**SHORT TASK**
Wherever the word "Collaborated" turns up in a line of the entries, copy that line.

====== RECORDS SHOWN

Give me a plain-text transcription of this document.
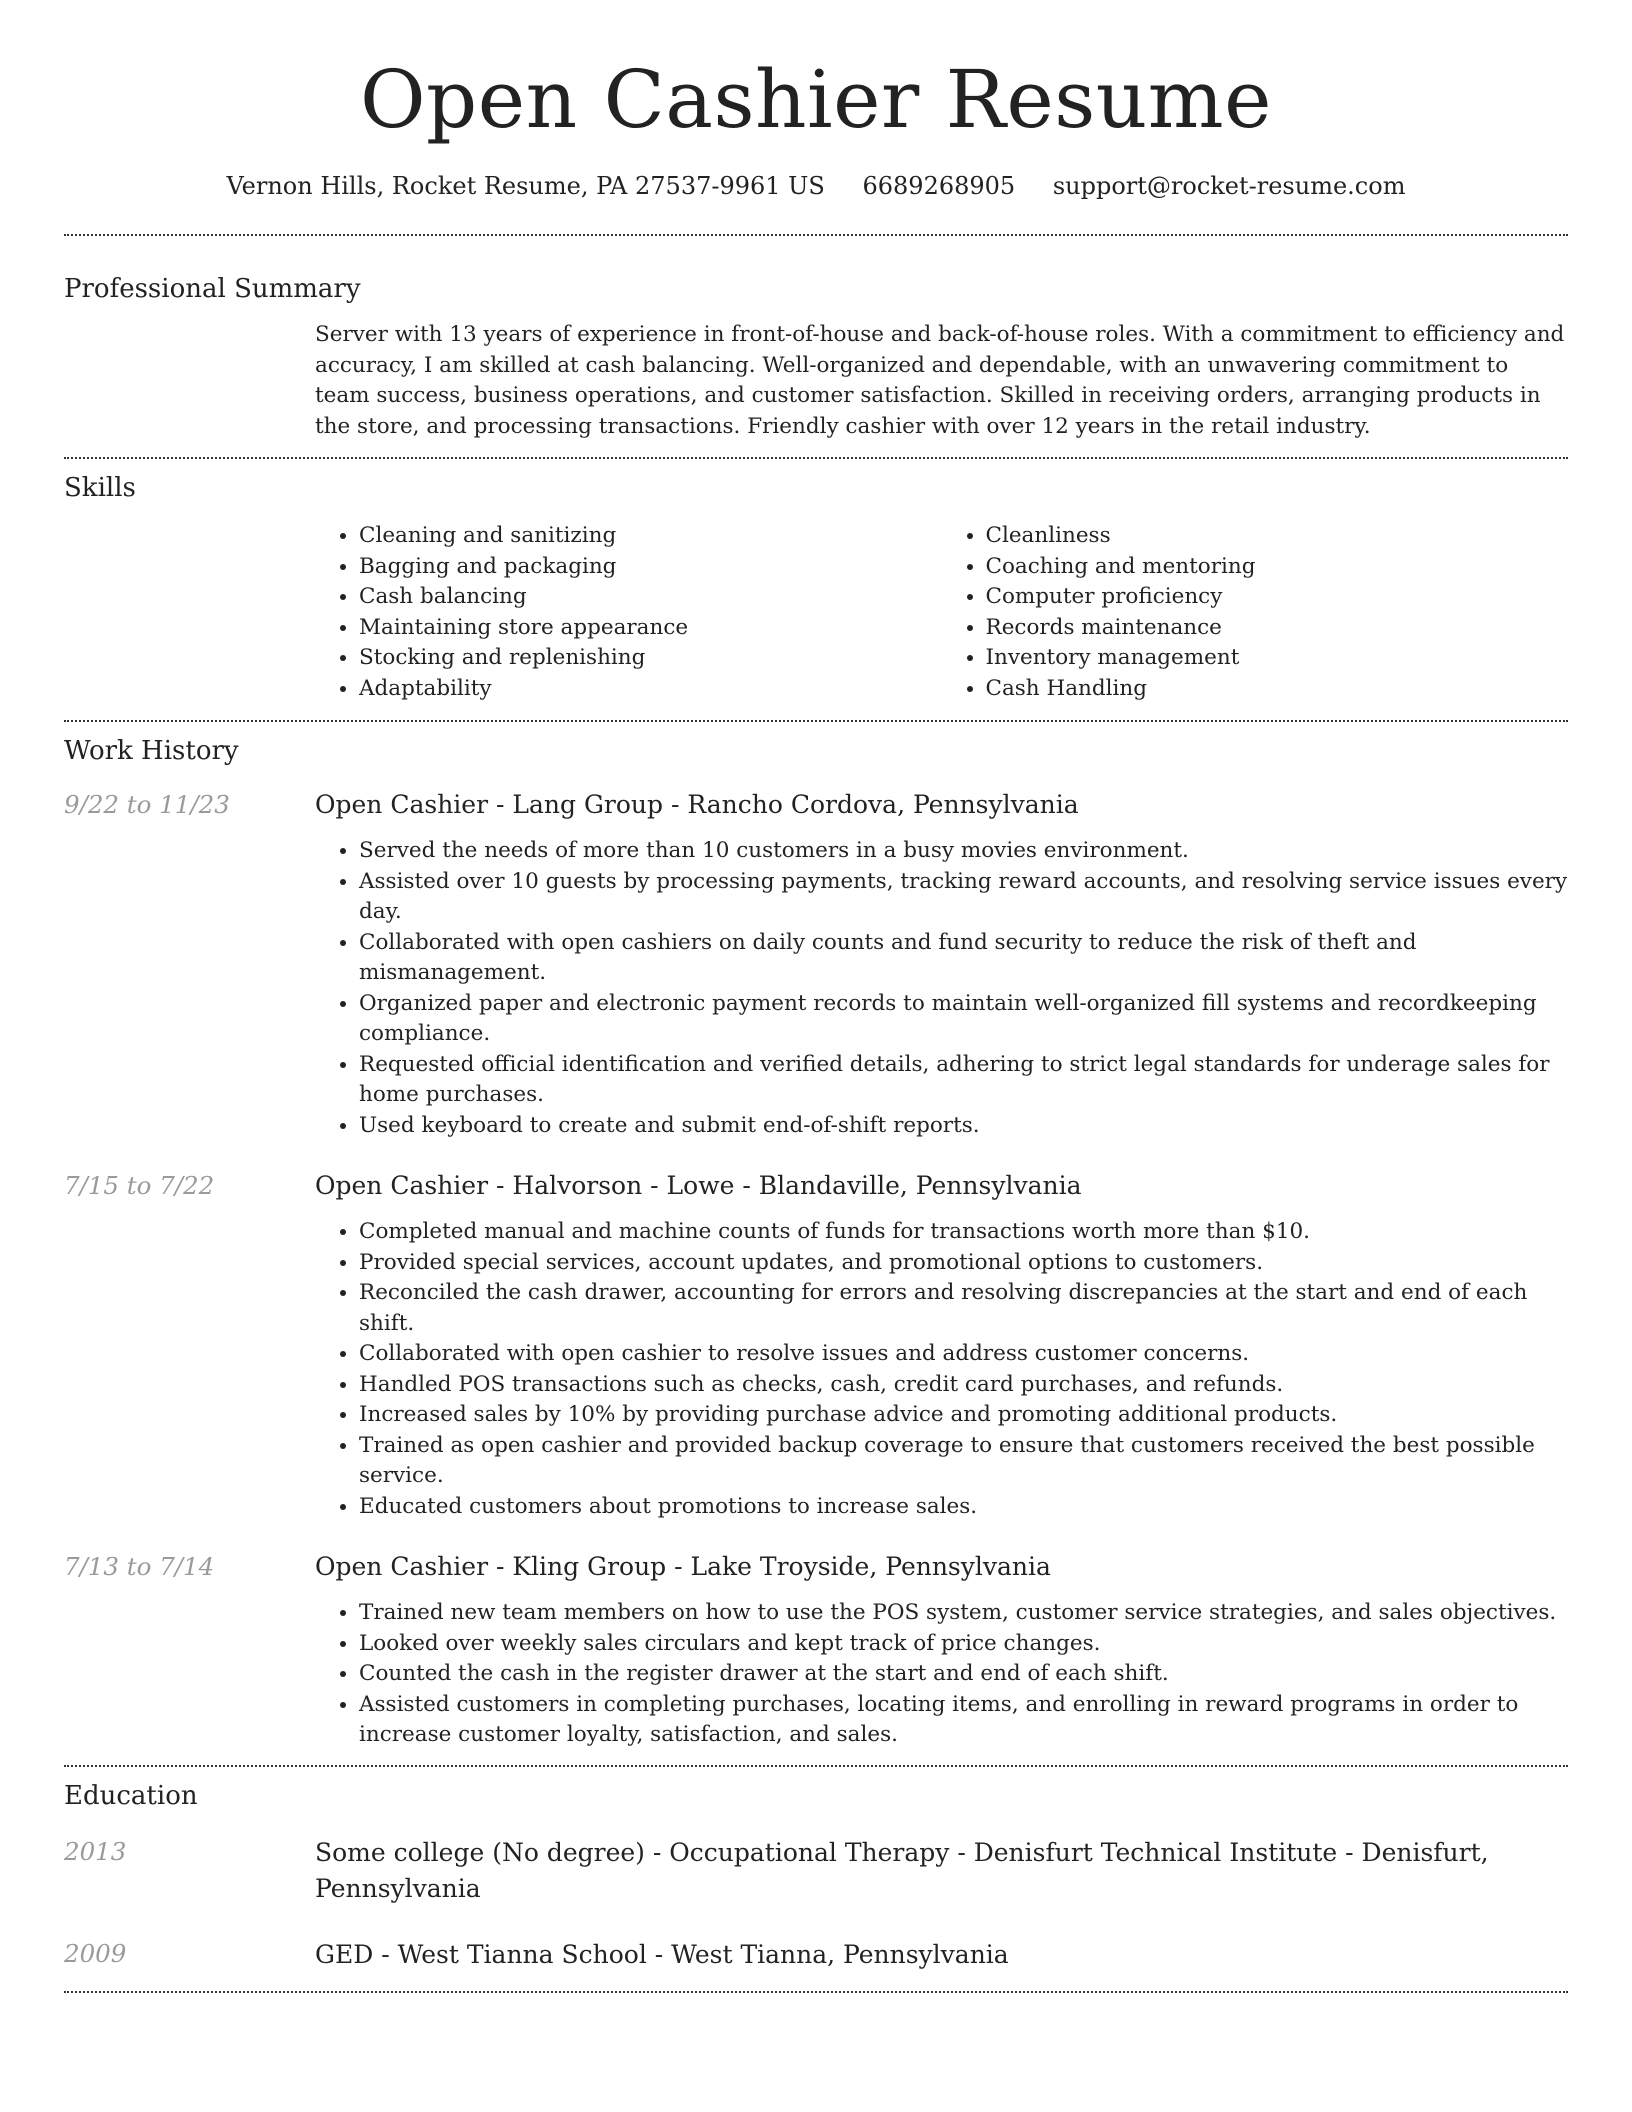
Open Cashier Resume
Vernon Hills, Rocket Resume, PA 27537-9961 US 6689268905 support@rocket-resume.com
Professional Summary

Server with 13 years of experience in front-of-house and back-of-house roles. With a commitment to efficiency and accuracy, I am skilled at cash balancing. Well-organized and dependable, with an unwavering commitment to team success, business operations, and customer satisfaction. Skilled in receiving orders, arranging products in the store, and processing transactions. Friendly cashier with over 12 years in the retail industry.

Skills
• Cleaning and sanitizing
• Bagging and packaging
• Cash balancing
• Maintaining store appearance
• Stocking and replenishing
• Adaptability
• Cleanliness
• Coaching and mentoring
• Computer proficiency
• Records maintenance
• Inventory management
• Cash Handling
Work History
9/22 to 11/23	Open Cashier - Lang Group - Rancho Cordova, Pennsylvania
• Served the needs of more than 10 customers in a busy movies environment.
• Assisted over 10 guests by processing payments, tracking reward accounts, and resolving service issues every day.
• Collaborated with open cashiers on daily counts and fund security to reduce the risk of theft and mismanagement.
• Organized paper and electronic payment records to maintain well-organized fill systems and recordkeeping compliance.
• Requested official identification and verified details, adhering to strict legal standards for underage sales for home purchases.
• Used keyboard to create and submit end-of-shift reports.
7/15 to 7/22	Open Cashier - Halvorson - Lowe - Blandaville, Pennsylvania
• Completed manual and machine counts of funds for transactions worth more than $10.
• Provided special services, account updates, and promotional options to customers.
• Reconciled the cash drawer, accounting for errors and resolving discrepancies at the start and end of each shift.
• Collaborated with open cashier to resolve issues and address customer concerns.
• Handled POS transactions such as checks, cash, credit card purchases, and refunds.
• Increased sales by 10% by providing purchase advice and promoting additional products.
• Trained as open cashier and provided backup coverage to ensure that customers received the best possible service.
• Educated customers about promotions to increase sales.
7/13 to 7/14	Open Cashier - Kling Group - Lake Troyside, Pennsylvania
• Trained new team members on how to use the POS system, customer service strategies, and sales objectives.
• Looked over weekly sales circulars and kept track of price changes.
• Counted the cash in the register drawer at the start and end of each shift.
• Assisted customers in completing purchases, locating items, and enrolling in reward programs in order to increase customer loyalty, satisfaction, and sales.
Education
2013	Some college (No degree) - Occupational Therapy - Denisfurt Technical Institute - Denisfurt, Pennsylvania
2009	GED - West Tianna School - West Tianna, Pennsylvania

============

**WORKED ANSWER**
• Collaborated with open cashiers on daily counts and fund security to reduce the risk of theft and mismanagement.
• Collaborated with open cashier to resolve issues and address customer concerns.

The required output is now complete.